> **Directive**
Give the total number of lines with the word "moonset" in them, and no other words.

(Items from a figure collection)
▼
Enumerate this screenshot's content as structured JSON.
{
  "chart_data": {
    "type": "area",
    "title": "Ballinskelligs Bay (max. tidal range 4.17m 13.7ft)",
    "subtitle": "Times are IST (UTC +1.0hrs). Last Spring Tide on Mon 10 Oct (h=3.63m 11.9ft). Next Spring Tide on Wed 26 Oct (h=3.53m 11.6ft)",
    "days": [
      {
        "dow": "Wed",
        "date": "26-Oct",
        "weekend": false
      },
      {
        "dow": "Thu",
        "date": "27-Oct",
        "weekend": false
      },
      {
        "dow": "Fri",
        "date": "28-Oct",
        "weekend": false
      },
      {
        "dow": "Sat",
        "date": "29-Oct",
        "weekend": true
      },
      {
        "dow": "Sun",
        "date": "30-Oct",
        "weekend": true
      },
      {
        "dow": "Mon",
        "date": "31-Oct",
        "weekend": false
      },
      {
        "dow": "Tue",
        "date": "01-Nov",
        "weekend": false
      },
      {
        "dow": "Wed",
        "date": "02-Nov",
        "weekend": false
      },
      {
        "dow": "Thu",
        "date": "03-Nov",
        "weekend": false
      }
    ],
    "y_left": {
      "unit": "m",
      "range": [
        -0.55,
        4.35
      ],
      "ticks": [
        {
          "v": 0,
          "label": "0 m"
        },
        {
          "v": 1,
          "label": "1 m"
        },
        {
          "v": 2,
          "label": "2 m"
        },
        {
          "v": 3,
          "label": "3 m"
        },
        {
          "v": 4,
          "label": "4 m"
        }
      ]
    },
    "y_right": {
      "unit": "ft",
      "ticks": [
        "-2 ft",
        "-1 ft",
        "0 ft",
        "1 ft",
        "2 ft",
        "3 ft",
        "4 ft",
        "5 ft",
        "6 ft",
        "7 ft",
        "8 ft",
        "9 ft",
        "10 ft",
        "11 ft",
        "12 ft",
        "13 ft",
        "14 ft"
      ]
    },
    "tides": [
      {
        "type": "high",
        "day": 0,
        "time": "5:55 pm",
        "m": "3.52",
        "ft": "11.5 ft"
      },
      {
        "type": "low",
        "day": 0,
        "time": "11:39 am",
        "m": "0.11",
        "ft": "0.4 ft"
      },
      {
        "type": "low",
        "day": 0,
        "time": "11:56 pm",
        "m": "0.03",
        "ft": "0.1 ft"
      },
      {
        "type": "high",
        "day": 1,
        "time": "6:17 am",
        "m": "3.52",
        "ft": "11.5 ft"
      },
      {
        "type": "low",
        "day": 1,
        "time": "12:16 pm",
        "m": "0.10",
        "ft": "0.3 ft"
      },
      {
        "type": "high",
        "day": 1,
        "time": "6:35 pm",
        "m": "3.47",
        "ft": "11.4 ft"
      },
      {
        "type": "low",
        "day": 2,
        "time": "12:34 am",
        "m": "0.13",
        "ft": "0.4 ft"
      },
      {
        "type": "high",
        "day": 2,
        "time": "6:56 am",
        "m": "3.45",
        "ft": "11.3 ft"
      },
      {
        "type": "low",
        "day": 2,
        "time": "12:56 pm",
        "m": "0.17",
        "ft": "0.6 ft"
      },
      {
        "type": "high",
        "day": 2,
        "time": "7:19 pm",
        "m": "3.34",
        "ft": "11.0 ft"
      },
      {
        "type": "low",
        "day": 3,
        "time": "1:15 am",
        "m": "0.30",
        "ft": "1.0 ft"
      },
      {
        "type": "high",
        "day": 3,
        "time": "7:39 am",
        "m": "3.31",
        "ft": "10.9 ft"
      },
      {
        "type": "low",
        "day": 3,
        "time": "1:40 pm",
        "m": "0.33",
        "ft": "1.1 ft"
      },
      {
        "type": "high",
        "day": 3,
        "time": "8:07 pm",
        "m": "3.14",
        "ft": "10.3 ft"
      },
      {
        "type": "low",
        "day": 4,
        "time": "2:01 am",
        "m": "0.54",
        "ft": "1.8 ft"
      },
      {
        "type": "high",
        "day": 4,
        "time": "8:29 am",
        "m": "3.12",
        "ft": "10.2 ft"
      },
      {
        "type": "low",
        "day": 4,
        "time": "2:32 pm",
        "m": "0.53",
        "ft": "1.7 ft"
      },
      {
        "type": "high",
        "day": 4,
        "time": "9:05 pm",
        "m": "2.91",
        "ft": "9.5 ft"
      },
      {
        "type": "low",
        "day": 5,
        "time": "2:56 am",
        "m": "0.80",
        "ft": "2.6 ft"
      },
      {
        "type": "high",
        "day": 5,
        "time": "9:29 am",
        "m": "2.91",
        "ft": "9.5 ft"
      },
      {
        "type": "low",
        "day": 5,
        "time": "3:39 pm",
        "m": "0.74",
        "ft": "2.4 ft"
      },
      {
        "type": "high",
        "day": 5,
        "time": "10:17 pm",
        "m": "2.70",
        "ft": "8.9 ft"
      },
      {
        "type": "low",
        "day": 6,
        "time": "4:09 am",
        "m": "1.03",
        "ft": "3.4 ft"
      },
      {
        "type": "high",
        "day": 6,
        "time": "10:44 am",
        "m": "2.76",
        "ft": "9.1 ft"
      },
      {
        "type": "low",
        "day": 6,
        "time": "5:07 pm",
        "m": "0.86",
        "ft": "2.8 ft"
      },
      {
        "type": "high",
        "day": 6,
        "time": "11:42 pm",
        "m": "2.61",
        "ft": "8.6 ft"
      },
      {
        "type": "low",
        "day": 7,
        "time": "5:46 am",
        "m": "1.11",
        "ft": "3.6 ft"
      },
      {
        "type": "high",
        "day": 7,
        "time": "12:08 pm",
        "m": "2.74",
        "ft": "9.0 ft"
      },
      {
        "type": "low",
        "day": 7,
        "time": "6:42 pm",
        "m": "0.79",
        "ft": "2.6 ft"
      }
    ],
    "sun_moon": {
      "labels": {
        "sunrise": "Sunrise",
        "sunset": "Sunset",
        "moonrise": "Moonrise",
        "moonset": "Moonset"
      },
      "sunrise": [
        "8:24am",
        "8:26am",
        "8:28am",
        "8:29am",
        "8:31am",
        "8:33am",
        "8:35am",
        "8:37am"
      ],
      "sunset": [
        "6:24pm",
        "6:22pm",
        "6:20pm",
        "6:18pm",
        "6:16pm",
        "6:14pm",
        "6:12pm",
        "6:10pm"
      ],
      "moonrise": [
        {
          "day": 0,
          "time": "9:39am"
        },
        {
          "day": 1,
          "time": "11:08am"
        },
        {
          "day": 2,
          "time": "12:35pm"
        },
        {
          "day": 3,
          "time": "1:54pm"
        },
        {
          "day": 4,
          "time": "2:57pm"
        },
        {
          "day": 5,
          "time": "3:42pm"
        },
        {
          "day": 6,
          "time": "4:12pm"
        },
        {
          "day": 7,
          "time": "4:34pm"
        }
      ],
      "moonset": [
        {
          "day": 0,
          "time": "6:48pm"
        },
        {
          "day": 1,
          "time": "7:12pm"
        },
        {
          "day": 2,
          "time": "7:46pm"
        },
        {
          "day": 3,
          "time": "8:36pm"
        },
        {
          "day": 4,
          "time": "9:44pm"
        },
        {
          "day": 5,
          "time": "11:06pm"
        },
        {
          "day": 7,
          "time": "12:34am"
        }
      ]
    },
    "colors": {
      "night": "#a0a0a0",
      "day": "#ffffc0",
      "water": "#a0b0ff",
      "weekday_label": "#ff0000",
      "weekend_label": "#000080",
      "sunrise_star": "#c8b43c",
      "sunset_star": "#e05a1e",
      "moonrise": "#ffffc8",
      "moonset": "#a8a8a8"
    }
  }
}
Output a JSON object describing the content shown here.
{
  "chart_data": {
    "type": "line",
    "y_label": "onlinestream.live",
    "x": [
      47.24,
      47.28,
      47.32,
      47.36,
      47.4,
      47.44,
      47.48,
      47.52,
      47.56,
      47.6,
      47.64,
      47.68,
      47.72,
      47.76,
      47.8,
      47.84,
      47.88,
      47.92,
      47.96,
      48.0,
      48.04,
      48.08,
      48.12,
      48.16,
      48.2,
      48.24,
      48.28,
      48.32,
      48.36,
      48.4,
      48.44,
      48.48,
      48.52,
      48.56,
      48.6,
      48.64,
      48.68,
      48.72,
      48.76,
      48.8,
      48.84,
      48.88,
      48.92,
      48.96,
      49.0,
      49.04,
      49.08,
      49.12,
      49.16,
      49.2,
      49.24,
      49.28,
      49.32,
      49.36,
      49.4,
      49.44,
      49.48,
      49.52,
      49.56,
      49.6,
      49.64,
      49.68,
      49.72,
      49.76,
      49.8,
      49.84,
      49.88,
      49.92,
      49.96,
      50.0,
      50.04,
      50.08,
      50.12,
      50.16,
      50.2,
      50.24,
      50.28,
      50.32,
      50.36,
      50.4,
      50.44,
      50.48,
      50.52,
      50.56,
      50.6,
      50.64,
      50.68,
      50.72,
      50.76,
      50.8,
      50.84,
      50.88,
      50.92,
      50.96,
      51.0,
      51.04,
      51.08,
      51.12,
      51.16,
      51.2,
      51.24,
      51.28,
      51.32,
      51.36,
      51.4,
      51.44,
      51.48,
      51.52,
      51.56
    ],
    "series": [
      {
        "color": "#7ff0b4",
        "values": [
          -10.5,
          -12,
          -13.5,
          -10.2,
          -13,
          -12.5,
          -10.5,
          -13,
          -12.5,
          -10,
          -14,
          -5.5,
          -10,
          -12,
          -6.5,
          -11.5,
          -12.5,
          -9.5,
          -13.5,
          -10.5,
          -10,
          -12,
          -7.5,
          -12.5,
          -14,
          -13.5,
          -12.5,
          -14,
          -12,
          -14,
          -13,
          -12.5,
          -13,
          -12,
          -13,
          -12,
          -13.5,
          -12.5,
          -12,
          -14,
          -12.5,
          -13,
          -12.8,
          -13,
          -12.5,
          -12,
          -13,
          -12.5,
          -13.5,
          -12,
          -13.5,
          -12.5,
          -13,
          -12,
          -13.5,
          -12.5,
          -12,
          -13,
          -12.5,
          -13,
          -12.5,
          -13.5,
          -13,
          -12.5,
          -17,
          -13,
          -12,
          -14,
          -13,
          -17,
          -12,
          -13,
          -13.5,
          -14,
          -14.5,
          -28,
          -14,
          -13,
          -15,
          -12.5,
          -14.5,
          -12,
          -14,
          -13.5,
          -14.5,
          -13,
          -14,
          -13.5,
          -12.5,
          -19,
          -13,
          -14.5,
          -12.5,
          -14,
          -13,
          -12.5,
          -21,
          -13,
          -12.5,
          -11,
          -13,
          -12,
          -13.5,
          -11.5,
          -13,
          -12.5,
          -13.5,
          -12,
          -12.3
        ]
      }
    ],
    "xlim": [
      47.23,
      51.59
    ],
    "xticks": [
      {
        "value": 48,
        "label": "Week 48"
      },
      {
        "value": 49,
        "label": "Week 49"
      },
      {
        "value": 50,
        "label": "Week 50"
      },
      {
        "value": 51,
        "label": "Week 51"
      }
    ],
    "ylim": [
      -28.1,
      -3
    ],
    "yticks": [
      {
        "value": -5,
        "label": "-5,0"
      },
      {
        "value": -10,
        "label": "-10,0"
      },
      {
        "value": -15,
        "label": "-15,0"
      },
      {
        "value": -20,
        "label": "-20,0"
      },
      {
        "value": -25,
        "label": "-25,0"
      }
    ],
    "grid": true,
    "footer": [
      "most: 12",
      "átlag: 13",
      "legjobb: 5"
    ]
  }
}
▲
> **Worked answer**
3